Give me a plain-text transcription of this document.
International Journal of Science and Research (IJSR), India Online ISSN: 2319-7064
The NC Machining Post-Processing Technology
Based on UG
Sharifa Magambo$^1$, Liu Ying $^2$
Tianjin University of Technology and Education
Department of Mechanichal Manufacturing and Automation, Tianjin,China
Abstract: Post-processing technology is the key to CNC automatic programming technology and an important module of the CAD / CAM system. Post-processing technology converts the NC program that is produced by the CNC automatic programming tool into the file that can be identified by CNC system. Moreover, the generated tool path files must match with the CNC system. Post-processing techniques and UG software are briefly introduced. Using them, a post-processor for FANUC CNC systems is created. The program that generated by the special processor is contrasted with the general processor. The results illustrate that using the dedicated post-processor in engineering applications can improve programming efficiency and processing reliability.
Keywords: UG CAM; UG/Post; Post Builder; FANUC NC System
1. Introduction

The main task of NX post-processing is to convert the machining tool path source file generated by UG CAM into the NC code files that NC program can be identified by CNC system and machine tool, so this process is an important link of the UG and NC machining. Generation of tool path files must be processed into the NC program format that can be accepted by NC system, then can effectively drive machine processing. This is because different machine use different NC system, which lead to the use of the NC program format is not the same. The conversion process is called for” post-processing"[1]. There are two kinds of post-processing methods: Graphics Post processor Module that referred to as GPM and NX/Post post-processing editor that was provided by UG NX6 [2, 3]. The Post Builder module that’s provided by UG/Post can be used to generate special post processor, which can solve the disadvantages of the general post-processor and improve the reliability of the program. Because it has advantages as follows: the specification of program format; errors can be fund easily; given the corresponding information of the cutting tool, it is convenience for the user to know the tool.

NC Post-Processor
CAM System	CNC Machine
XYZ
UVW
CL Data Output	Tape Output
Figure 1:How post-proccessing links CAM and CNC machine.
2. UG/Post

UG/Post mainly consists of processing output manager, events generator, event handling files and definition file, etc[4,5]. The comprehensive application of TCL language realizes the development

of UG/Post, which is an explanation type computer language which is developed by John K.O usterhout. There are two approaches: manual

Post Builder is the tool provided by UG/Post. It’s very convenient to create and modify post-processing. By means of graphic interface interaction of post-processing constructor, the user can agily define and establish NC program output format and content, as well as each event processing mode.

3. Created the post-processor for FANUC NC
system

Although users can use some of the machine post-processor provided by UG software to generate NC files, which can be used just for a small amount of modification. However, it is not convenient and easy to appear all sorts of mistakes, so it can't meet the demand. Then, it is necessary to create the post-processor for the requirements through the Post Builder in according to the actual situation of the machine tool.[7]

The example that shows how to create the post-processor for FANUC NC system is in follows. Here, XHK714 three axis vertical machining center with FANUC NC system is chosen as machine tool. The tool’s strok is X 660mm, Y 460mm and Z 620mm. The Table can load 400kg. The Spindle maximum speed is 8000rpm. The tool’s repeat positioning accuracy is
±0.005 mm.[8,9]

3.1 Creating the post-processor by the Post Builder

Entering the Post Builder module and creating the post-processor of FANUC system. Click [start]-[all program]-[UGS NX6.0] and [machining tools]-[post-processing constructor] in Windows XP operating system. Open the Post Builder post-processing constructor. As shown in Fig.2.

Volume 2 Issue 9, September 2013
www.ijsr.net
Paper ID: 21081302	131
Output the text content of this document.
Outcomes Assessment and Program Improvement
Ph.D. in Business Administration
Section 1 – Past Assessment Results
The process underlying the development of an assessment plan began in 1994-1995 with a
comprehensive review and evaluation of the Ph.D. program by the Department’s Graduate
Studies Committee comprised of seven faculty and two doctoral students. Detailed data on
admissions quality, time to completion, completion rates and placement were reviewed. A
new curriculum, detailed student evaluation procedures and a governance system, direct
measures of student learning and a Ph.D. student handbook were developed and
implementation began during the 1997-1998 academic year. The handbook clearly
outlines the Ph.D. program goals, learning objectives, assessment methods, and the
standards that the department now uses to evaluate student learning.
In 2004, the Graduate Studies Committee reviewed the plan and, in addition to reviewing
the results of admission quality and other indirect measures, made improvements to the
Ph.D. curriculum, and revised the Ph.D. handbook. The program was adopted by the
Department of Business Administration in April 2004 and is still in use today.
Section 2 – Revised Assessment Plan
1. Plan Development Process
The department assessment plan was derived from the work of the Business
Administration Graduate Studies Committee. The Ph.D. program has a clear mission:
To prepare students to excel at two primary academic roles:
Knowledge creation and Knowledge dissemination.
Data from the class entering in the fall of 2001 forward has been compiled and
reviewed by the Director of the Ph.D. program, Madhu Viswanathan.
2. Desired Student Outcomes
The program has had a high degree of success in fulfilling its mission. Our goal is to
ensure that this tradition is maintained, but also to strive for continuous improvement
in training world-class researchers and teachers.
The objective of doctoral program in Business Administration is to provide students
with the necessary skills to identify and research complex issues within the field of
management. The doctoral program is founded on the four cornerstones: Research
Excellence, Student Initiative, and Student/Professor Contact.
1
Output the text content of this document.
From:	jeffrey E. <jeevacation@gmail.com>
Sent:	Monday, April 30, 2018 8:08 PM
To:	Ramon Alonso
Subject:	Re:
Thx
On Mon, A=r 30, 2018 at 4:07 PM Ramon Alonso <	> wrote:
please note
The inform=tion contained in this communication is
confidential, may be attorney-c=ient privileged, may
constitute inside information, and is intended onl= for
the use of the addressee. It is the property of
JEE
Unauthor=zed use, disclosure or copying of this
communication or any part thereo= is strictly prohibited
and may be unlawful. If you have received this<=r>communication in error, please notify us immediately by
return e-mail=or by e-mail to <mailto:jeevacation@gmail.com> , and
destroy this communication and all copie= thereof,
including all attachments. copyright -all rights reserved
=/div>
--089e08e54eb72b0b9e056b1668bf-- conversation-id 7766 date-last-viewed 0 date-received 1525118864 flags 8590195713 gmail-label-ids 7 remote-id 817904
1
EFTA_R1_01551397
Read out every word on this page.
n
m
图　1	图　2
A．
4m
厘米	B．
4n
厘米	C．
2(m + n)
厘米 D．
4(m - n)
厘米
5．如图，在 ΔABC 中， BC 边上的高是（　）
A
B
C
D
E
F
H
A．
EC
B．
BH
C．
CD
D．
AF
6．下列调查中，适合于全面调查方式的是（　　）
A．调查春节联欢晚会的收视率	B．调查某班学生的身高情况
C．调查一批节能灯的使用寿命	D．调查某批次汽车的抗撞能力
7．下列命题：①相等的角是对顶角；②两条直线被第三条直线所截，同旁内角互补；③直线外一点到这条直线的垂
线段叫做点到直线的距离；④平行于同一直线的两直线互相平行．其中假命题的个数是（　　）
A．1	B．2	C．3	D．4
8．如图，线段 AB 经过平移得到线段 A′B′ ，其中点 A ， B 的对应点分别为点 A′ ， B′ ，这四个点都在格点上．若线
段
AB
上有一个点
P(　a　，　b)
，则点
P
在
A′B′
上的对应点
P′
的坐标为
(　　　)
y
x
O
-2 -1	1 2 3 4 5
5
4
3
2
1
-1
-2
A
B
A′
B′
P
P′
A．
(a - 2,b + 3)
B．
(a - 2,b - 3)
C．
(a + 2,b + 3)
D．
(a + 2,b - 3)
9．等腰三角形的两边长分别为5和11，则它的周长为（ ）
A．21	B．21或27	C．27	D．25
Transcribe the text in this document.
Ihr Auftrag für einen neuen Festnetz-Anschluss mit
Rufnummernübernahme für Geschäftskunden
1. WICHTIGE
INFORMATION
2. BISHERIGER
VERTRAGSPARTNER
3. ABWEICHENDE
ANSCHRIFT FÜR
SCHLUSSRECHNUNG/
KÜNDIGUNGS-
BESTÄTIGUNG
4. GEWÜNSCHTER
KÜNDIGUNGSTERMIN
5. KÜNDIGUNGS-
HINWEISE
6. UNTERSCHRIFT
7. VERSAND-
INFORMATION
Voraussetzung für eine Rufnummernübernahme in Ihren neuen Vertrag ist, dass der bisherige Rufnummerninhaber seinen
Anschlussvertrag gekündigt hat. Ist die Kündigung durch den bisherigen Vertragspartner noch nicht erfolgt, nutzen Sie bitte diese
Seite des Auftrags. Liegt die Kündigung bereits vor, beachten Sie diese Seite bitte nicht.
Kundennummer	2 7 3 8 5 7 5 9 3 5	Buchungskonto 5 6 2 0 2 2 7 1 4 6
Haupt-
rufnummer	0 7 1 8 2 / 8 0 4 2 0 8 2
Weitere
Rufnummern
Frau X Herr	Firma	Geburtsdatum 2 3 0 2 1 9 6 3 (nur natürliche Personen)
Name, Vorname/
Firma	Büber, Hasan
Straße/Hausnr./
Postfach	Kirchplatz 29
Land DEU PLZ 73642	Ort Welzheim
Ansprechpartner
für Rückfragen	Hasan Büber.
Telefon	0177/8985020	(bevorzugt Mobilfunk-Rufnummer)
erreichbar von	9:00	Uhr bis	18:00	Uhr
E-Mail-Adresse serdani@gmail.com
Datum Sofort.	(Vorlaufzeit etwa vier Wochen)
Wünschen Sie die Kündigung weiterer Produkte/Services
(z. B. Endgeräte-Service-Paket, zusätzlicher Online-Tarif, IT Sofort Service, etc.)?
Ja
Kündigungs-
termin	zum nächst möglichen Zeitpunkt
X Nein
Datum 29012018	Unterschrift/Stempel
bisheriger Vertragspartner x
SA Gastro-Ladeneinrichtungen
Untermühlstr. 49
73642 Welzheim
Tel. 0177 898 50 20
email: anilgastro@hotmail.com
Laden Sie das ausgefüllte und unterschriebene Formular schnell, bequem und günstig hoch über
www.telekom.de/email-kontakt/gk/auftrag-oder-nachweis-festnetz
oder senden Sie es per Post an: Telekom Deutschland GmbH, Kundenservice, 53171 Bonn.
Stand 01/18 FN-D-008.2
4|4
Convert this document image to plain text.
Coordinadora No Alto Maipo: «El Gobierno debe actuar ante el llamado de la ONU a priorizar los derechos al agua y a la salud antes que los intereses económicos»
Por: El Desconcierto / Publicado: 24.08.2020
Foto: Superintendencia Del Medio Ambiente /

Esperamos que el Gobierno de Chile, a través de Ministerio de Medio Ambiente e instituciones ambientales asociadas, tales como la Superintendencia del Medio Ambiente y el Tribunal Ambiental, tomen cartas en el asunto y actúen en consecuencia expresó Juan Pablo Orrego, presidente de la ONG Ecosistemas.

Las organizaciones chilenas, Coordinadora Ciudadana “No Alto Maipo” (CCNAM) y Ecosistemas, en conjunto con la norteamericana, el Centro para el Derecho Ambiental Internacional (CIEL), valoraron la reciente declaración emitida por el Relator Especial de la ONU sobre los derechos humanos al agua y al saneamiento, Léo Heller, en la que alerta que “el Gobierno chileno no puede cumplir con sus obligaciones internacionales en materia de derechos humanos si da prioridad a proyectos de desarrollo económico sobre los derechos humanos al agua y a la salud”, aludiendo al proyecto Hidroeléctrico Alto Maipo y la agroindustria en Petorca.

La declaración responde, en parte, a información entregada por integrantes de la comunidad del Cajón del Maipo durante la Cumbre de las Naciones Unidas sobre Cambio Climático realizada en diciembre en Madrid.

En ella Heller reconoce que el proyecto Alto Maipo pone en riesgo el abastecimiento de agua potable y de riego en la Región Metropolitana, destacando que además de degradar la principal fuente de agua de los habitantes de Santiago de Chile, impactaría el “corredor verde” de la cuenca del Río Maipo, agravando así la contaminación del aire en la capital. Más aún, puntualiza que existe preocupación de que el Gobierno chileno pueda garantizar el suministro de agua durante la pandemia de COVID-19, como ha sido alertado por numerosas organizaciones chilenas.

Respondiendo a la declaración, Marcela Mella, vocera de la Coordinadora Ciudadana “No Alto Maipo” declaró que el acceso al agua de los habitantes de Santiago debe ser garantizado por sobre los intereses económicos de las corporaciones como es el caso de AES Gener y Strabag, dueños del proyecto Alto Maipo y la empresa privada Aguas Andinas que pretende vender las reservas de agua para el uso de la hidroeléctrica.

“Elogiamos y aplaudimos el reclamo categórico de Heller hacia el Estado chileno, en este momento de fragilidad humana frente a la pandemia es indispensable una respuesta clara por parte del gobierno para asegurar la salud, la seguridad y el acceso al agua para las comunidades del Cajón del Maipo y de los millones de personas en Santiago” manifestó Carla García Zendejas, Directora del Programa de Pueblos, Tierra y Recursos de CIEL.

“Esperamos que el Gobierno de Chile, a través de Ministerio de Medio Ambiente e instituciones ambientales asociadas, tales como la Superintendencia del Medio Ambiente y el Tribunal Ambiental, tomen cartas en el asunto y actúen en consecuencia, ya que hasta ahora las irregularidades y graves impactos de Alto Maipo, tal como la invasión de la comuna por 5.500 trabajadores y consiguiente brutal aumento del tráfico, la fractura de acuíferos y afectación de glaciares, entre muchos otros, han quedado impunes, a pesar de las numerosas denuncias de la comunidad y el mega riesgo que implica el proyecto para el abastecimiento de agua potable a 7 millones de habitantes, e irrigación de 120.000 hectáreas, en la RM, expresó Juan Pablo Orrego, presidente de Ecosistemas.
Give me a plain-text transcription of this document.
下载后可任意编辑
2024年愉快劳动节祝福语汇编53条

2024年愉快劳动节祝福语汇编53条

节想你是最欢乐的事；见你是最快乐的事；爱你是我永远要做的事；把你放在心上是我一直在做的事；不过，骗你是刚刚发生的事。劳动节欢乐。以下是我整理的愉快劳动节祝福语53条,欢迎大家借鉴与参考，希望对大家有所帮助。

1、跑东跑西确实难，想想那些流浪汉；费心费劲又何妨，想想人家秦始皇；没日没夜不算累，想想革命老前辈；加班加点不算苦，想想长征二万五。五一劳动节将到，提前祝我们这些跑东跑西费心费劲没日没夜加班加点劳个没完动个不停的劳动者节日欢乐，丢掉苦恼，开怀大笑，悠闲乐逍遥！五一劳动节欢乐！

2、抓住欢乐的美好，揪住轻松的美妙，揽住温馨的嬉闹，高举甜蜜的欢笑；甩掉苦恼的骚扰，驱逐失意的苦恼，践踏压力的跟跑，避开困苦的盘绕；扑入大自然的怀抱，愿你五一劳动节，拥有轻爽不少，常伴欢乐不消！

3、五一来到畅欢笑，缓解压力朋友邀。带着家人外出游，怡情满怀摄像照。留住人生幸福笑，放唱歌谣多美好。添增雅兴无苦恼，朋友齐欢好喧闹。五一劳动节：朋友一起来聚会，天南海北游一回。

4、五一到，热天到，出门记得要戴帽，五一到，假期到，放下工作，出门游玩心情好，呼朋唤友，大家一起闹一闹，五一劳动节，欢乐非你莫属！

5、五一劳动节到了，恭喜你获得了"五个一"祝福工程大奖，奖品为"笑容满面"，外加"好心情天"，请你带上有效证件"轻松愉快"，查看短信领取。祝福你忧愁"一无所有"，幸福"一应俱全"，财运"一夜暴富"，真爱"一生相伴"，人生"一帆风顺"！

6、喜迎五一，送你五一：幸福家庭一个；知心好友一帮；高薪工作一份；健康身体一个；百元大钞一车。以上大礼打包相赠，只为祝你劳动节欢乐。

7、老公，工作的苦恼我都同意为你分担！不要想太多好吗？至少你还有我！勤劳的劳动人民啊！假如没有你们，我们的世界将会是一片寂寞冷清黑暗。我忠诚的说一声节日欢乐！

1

□ □ □ □

◆ STATED TASK
Each line that holds the word "gmail" should be extracted from the records.

◆ ANSWER TO THE EXERCISE
From:	jeffrey E. <jeevacation@gmail.com>
return e-mail=or by e-mail to <mailto:jeevacation@gmail.com> , and
--089e08e54eb72b0b9e056b1668bf-- conversation-id 7766 date-last-viewed 0 date-received 1525118864 flags 8590195713 gmail-label-ids 7 remote-id 817904
E-Mail-Adresse serdani@gmail.com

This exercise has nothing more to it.